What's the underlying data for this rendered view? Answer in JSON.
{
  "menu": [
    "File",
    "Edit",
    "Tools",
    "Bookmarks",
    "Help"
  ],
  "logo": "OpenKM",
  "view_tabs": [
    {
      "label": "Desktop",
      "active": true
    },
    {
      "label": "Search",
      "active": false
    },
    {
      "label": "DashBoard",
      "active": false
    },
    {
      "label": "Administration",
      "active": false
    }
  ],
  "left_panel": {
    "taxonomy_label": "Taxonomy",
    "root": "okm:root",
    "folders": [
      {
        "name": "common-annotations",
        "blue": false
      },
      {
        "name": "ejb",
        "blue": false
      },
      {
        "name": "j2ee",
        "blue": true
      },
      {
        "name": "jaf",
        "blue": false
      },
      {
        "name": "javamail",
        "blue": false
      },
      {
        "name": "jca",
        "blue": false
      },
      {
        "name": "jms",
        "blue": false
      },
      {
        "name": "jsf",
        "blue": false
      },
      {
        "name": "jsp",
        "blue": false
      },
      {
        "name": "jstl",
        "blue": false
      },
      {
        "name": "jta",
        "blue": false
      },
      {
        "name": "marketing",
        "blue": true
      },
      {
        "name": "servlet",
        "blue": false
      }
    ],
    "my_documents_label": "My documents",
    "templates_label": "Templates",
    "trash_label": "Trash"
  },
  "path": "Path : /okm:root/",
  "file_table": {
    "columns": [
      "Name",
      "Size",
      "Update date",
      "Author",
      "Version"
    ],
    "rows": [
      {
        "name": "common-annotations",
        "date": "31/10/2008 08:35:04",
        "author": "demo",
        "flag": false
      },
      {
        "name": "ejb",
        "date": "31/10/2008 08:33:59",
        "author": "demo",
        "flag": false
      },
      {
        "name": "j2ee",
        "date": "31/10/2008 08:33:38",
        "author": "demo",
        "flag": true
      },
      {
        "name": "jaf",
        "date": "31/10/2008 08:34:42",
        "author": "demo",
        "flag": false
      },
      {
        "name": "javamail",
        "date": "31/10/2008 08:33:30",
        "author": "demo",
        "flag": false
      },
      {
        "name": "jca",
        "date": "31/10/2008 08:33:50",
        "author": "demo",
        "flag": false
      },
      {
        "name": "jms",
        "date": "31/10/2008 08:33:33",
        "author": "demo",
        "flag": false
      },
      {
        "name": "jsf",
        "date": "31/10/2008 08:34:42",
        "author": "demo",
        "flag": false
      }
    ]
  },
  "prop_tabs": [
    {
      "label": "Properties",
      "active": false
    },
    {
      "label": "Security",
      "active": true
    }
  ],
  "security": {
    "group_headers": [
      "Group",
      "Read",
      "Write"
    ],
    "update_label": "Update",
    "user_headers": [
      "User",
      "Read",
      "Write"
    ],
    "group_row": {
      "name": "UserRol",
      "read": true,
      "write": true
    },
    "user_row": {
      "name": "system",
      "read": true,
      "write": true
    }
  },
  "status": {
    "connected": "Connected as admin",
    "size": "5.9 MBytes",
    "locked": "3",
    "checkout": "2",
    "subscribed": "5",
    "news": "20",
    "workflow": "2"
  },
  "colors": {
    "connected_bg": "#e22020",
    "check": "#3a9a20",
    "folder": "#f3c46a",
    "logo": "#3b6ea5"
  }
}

■ Directions for this task
Reproduce the listing above verbatim, from first line to last.

■ Output
What's the underlying data for this rendered view? Answer in JSON.
{
  "menu": [
    "File",
    "Edit",
    "Tools",
    "Bookmarks",
    "Help"
  ],
  "logo": "OpenKM",
  "view_tabs": [
    {
      "label": "Desktop",
      "active": true
    },
    {
      "label": "Search",
      "active": false
    },
    {
      "label": "DashBoard",
      "active": false
    },
    {
      "label": "Administration",
      "active": false
    }
  ],
  "left_panel": {
    "taxonomy_label": "Taxonomy",
    "root": "okm:root",
    "folders": [
      {
        "name": "common-annotations",
        "blue": false
      },
      {
        "name": "ejb",
        "blue": false
      },
      {
        "name": "j2ee",
        "blue": true
      },
      {
        "name": "jaf",
        "blue": false
      },
      {
        "name": "javamail",
        "blue": false
      },
      {
        "name": "jca",
        "blue": false
      },
      {
        "name": "jms",
        "blue": false
      },
      {
        "name": "jsf",
        "blue": false
      },
      {
        "name": "jsp",
        "blue": false
      },
      {
        "name": "jstl",
        "blue": false
      },
      {
        "name": "jta",
        "blue": false
      },
      {
        "name": "marketing",
        "blue": true
      },
      {
        "name": "servlet",
        "blue": false
      }
    ],
    "my_documents_label": "My documents",
    "templates_label": "Templates",
    "trash_label": "Trash"
  },
  "path": "Path : /okm:root/",
  "file_table": {
    "columns": [
      "Name",
      "Size",
      "Update date",
      "Author",
      "Version"
    ],
    "rows": [
      {
        "name": "common-annotations",
        "date": "31/10/2008 08:35:04",
        "author": "demo",
        "flag": false
      },
      {
        "name": "ejb",
        "date": "31/10/2008 08:33:59",
        "author": "demo",
        "flag": false
      },
      {
        "name": "j2ee",
        "date": "31/10/2008 08:33:38",
        "author": "demo",
        "flag": true
      },
      {
        "name": "jaf",
        "date": "31/10/2008 08:34:42",
        "author": "demo",
        "flag": false
      },
      {
        "name": "javamail",
        "date": "31/10/2008 08:33:30",
        "author": "demo",
        "flag": false
      },
      {
        "name": "jca",
        "date": "31/10/2008 08:33:50",
        "author": "demo",
        "flag": false
      },
      {
        "name": "jms",
        "date": "31/10/2008 08:33:33",
        "author": "demo",
        "flag": false
      },
      {
        "name": "jsf",
        "date": "31/10/2008 08:34:42",
        "author": "demo",
        "flag": false
      }
    ]
  },
  "prop_tabs": [
    {
      "label": "Properties",
      "active": false
    },
    {
      "label": "Security",
      "active": true
    }
  ],
  "security": {
    "group_headers": [
      "Group",
      "Read",
      "Write"
    ],
    "update_label": "Update",
    "user_headers": [
      "User",
      "Read",
      "Write"
    ],
    "group_row": {
      "name": "UserRol",
      "read": true,
      "write": true
    },
    "user_row": {
      "name": "system",
      "read": true,
      "write": true
    }
  },
  "status": {
    "connected": "Connected as admin",
    "size": "5.9 MBytes",
    "locked": "3",
    "checkout": "2",
    "subscribed": "5",
    "news": "20",
    "workflow": "2"
  },
  "colors": {
    "connected_bg": "#e22020",
    "check": "#3a9a20",
    "folder": "#f3c46a",
    "logo": "#3b6ea5"
  }
}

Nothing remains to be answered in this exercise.